- TO BE DONE
Could every line of the data be printed exactly as it reads?

________________________

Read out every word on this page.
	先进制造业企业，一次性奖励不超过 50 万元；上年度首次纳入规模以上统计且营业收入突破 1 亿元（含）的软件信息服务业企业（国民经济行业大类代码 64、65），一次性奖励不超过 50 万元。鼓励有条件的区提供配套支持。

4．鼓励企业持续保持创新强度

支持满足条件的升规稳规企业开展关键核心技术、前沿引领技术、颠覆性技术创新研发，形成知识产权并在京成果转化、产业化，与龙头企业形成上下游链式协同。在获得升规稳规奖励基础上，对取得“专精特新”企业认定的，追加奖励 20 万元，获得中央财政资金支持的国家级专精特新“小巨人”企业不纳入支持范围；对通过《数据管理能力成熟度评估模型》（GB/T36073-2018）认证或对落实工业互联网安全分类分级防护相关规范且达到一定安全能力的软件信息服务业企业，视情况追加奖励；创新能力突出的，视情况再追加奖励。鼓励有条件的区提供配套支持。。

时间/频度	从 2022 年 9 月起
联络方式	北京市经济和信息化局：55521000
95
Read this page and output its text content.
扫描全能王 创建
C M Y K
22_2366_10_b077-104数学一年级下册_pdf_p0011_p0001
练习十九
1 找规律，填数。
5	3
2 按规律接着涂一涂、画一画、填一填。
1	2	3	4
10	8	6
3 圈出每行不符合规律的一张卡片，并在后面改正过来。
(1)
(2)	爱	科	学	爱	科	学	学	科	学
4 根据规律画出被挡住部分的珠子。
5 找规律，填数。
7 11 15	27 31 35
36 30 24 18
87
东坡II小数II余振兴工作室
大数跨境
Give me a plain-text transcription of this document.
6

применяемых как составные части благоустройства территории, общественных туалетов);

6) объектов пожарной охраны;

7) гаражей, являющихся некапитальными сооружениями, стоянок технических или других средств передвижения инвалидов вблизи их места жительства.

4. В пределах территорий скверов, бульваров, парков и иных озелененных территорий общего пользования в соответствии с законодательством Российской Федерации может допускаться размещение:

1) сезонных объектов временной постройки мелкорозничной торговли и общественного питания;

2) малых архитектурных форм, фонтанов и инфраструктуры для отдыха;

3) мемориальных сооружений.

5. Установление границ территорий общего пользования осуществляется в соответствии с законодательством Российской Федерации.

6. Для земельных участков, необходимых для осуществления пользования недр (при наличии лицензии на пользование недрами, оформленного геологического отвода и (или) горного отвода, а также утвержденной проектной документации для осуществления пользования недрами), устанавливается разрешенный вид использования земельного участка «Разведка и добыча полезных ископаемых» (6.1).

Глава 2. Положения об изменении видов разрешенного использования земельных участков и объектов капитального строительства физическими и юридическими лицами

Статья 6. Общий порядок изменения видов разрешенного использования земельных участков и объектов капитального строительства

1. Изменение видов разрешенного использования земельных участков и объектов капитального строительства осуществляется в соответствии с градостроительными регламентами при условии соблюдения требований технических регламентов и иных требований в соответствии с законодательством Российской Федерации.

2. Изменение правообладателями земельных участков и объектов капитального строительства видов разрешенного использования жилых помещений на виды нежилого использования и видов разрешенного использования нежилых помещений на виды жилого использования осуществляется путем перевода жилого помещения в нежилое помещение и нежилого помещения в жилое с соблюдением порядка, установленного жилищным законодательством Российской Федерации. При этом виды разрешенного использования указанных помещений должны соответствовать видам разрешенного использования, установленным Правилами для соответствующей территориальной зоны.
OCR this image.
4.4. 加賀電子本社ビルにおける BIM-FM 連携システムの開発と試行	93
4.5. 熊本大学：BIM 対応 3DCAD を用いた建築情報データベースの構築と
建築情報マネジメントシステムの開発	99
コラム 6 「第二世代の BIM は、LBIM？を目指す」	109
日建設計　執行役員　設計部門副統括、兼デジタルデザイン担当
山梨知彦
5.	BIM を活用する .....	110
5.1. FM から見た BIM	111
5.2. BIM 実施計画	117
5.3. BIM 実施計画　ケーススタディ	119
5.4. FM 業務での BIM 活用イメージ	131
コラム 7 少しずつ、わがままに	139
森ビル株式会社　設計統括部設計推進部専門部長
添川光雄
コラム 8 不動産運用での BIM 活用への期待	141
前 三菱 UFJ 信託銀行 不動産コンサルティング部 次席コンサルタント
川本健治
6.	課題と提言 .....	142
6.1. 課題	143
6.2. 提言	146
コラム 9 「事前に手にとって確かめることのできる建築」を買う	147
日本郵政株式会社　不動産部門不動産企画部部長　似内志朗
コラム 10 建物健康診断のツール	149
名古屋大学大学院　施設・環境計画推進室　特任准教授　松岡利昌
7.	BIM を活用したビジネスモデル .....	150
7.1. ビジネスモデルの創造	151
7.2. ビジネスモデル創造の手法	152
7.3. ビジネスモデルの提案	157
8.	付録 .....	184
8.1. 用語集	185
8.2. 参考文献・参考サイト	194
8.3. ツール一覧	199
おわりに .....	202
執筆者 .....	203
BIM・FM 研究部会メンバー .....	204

________________________

- REPLY TO THE EXERCISE
Read out every word on this page.
	先进制造业企业，一次性奖励不超过 50 万元；上年度首次纳入规模以上统计且营业收入突破 1 亿元（含）的软件信息服务业企业（国民经济行业大类代码 64、65），一次性奖励不超过 50 万元。鼓励有条件的区提供配套支持。

4．鼓励企业持续保持创新强度

支持满足条件的升规稳规企业开展关键核心技术、前沿引领技术、颠覆性技术创新研发，形成知识产权并在京成果转化、产业化，与龙头企业形成上下游链式协同。在获得升规稳规奖励基础上，对取得“专精特新”企业认定的，追加奖励 20 万元，获得中央财政资金支持的国家级专精特新“小巨人”企业不纳入支持范围；对通过《数据管理能力成熟度评估模型》（GB/T36073-2018）认证或对落实工业互联网安全分类分级防护相关规范且达到一定安全能力的软件信息服务业企业，视情况追加奖励；创新能力突出的，视情况再追加奖励。鼓励有条件的区提供配套支持。。

时间/频度	从 2022 年 9 月起
联络方式	北京市经济和信息化局：55521000
95
Read this page and output its text content.
扫描全能王 创建
C M Y K
22_2366_10_b077-104数学一年级下册_pdf_p0011_p0001
练习十九
1 找规律，填数。
5	3
2 按规律接着涂一涂、画一画、填一填。
1	2	3	4
10	8	6
3 圈出每行不符合规律的一张卡片，并在后面改正过来。
(1)
(2)	爱	科	学	爱	科	学	学	科	学
4 根据规律画出被挡住部分的珠子。
5 找规律，填数。
7 11 15	27 31 35
36 30 24 18
87
东坡II小数II余振兴工作室
大数跨境
Give me a plain-text transcription of this document.
6

применяемых как составные части благоустройства территории, общественных туалетов);

6) объектов пожарной охраны;

7) гаражей, являющихся некапитальными сооружениями, стоянок технических или других средств передвижения инвалидов вблизи их места жительства.

4. В пределах территорий скверов, бульваров, парков и иных озелененных территорий общего пользования в соответствии с законодательством Российской Федерации может допускаться размещение:

1) сезонных объектов временной постройки мелкорозничной торговли и общественного питания;

2) малых архитектурных форм, фонтанов и инфраструктуры для отдыха;

3) мемориальных сооружений.

5. Установление границ территорий общего пользования осуществляется в соответствии с законодательством Российской Федерации.

6. Для земельных участков, необходимых для осуществления пользования недр (при наличии лицензии на пользование недрами, оформленного геологического отвода и (или) горного отвода, а также утвержденной проектной документации для осуществления пользования недрами), устанавливается разрешенный вид использования земельного участка «Разведка и добыча полезных ископаемых» (6.1).

Глава 2. Положения об изменении видов разрешенного использования земельных участков и объектов капитального строительства физическими и юридическими лицами

Статья 6. Общий порядок изменения видов разрешенного использования земельных участков и объектов капитального строительства

1. Изменение видов разрешенного использования земельных участков и объектов капитального строительства осуществляется в соответствии с градостроительными регламентами при условии соблюдения требований технических регламентов и иных требований в соответствии с законодательством Российской Федерации.

2. Изменение правообладателями земельных участков и объектов капитального строительства видов разрешенного использования жилых помещений на виды нежилого использования и видов разрешенного использования нежилых помещений на виды жилого использования осуществляется путем перевода жилого помещения в нежилое помещение и нежилого помещения в жилое с соблюдением порядка, установленного жилищным законодательством Российской Федерации. При этом виды разрешенного использования указанных помещений должны соответствовать видам разрешенного использования, установленным Правилами для соответствующей территориальной зоны.
OCR this image.
4.4. 加賀電子本社ビルにおける BIM-FM 連携システムの開発と試行	93
4.5. 熊本大学：BIM 対応 3DCAD を用いた建築情報データベースの構築と
建築情報マネジメントシステムの開発	99
コラム 6 「第二世代の BIM は、LBIM？を目指す」	109
日建設計　執行役員　設計部門副統括、兼デジタルデザイン担当
山梨知彦
5.	BIM を活用する .....	110
5.1. FM から見た BIM	111
5.2. BIM 実施計画	117
5.3. BIM 実施計画　ケーススタディ	119
5.4. FM 業務での BIM 活用イメージ	131
コラム 7 少しずつ、わがままに	139
森ビル株式会社　設計統括部設計推進部専門部長
添川光雄
コラム 8 不動産運用での BIM 活用への期待	141
前 三菱 UFJ 信託銀行 不動産コンサルティング部 次席コンサルタント
川本健治
6.	課題と提言 .....	142
6.1. 課題	143
6.2. 提言	146
コラム 9 「事前に手にとって確かめることのできる建築」を買う	147
日本郵政株式会社　不動産部門不動産企画部部長　似内志朗
コラム 10 建物健康診断のツール	149
名古屋大学大学院　施設・環境計画推進室　特任准教授　松岡利昌
7.	BIM を活用したビジネスモデル .....	150
7.1. ビジネスモデルの創造	151
7.2. ビジネスモデル創造の手法	152
7.3. ビジネスモデルの提案	157
8.	付録 .....	184
8.1. 用語集	185
8.2. 参考文献・参考サイト	194
8.3. ツール一覧	199
おわりに .....	202
執筆者 .....	203
BIM・FM 研究部会メンバー .....	204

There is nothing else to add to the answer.